(Recorded data)
════════

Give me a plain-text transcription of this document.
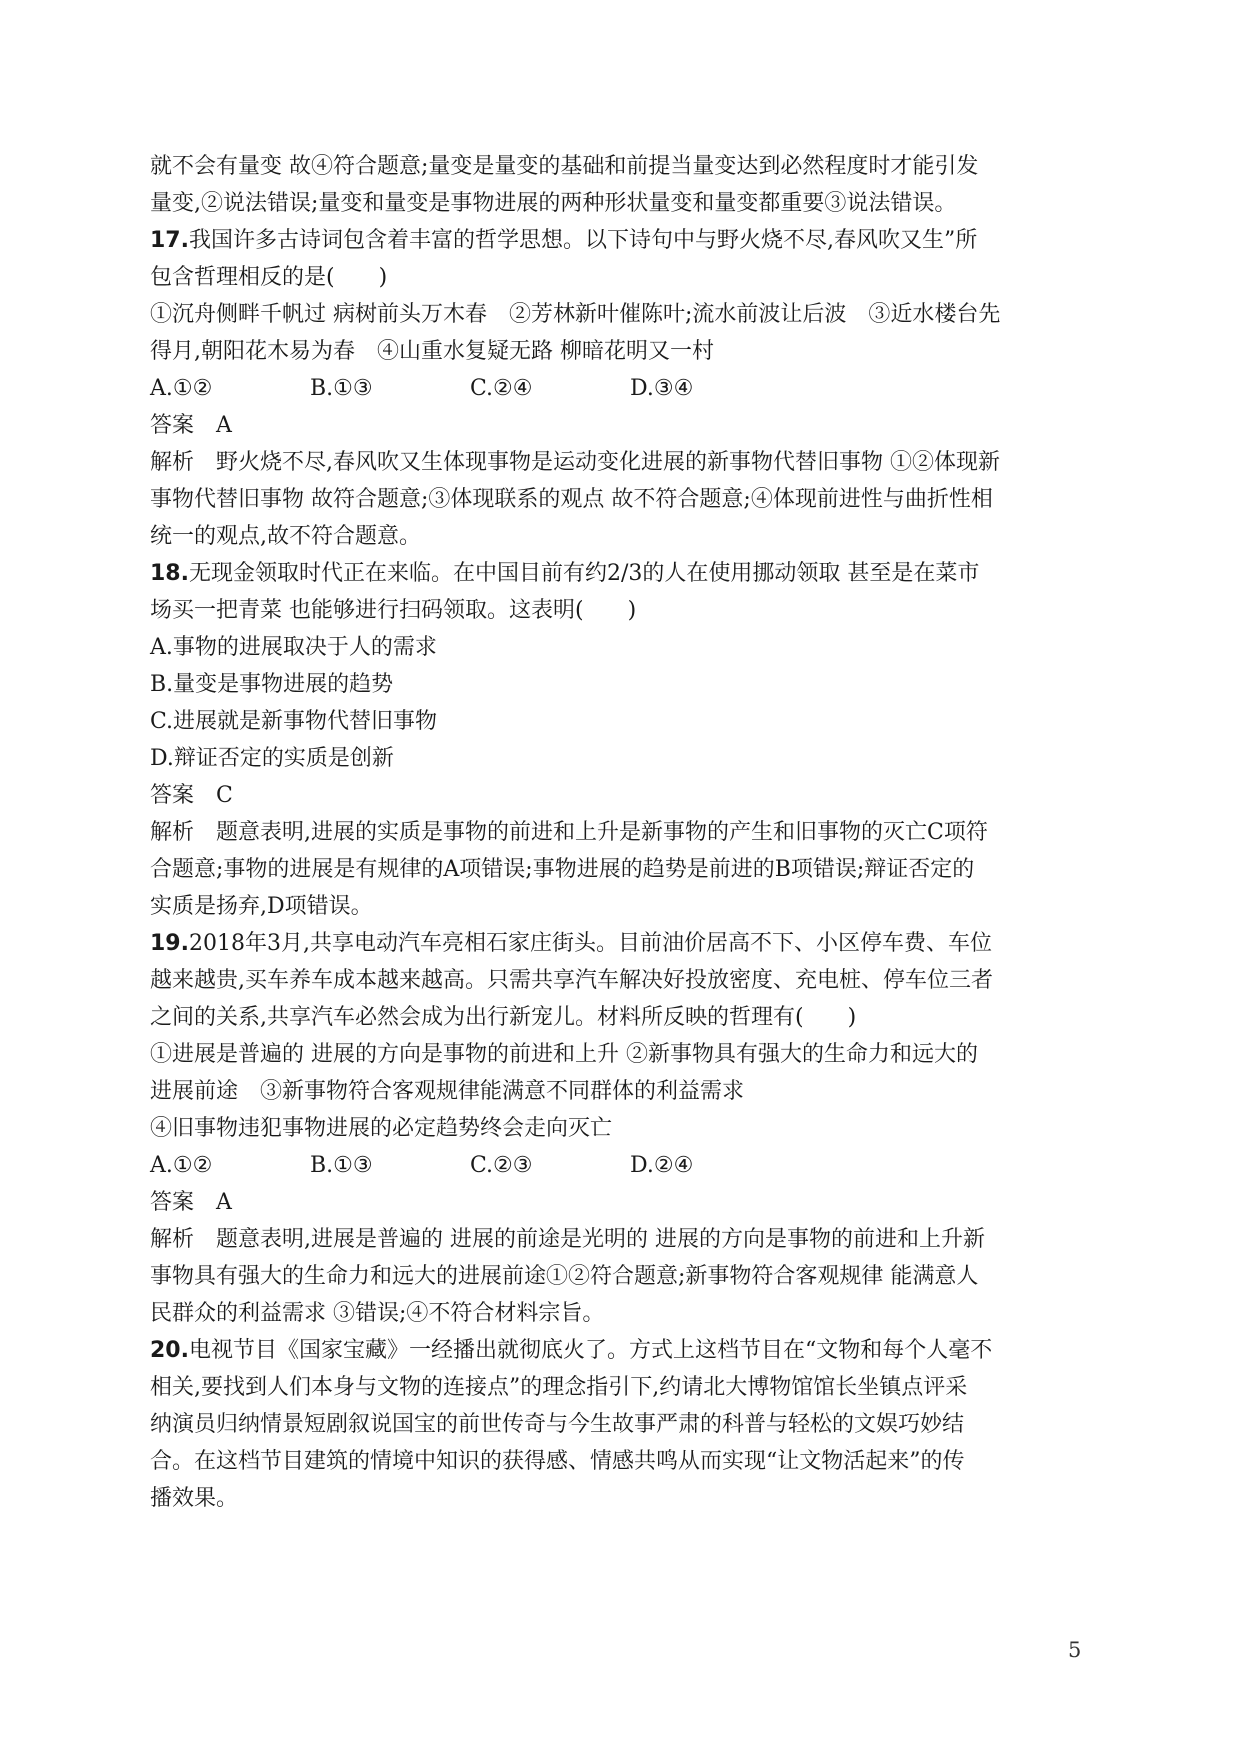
就不会有量变 故④符合题意;量变是量变的基础和前提当量变达到必然程度时才能引发
量变,②说法错误;量变和量变是事物进展的两种形状量变和量变都重要③说法错误。
17.我国许多古诗词包含着丰富的哲学思想。以下诗句中与野火烧不尽,春风吹又生”所
包含哲理相反的是(　　)
①沉舟侧畔千帆过 病树前头万木春　②芳林新叶催陈叶;流水前波让后波　③近水楼台先
得月,朝阳花木易为春　④山重水复疑无路 柳暗花明又一村
A.①②	B.①③	C.②④	D.③④
答案　A
解析　野火烧不尽,春风吹又生体现事物是运动变化进展的新事物代替旧事物 ①②体现新
事物代替旧事物 故符合题意;③体现联系的观点 故不符合题意;④体现前进性与曲折性相
统一的观点,故不符合题意。
18.无现金领取时代正在来临。在中国目前有约2/3的人在使用挪动领取 甚至是在菜市
场买一把青菜 也能够进行扫码领取。这表明(　　)
A.事物的进展取决于人的需求
B.量变是事物进展的趋势
C.进展就是新事物代替旧事物
D.辩证否定的实质是创新
答案　C
解析　题意表明,进展的实质是事物的前进和上升是新事物的产生和旧事物的灭亡C项符
合题意;事物的进展是有规律的A项错误;事物进展的趋势是前进的B项错误;辩证否定的
实质是扬弃,D项错误。
19.2018年3月,共享电动汽车亮相石家庄街头。目前油价居高不下、小区停车费、车位
越来越贵,买车养车成本越来越高。只需共享汽车解决好投放密度、充电桩、停车位三者
之间的关系,共享汽车必然会成为出行新宠儿。材料所反映的哲理有(　　)
①进展是普遍的 进展的方向是事物的前进和上升 ②新事物具有强大的生命力和远大的
进展前途　③新事物符合客观规律能满意不同群体的利益需求
④旧事物违犯事物进展的必定趋势终会走向灭亡
A.①②	B.①③	C.②③	D.②④
答案　A
解析　题意表明,进展是普遍的 进展的前途是光明的 进展的方向是事物的前进和上升新
事物具有强大的生命力和远大的进展前途①②符合题意;新事物符合客观规律 能满意人
民群众的利益需求 ③错误;④不符合材料宗旨。
20.电视节目《国家宝藏》一经播出就彻底火了。方式上这档节目在“文物和每个人毫不
相关,要找到人们本身与文物的连接点”的理念指引下,约请北大博物馆馆长坐镇点评采
纳演员归纳情景短剧叙说国宝的前世传奇与今生故事严肃的科普与轻松的文娱巧妙结
合。在这档节目建筑的情境中知识的获得感、情感共鸣从而实现“让文物活起来”的传
播效果。
5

════════

### YOUR INSTRUCTIONS
Return only the number of lines in the entries that contain the string "故不符合题意".

### WRITTEN SOLUTION
2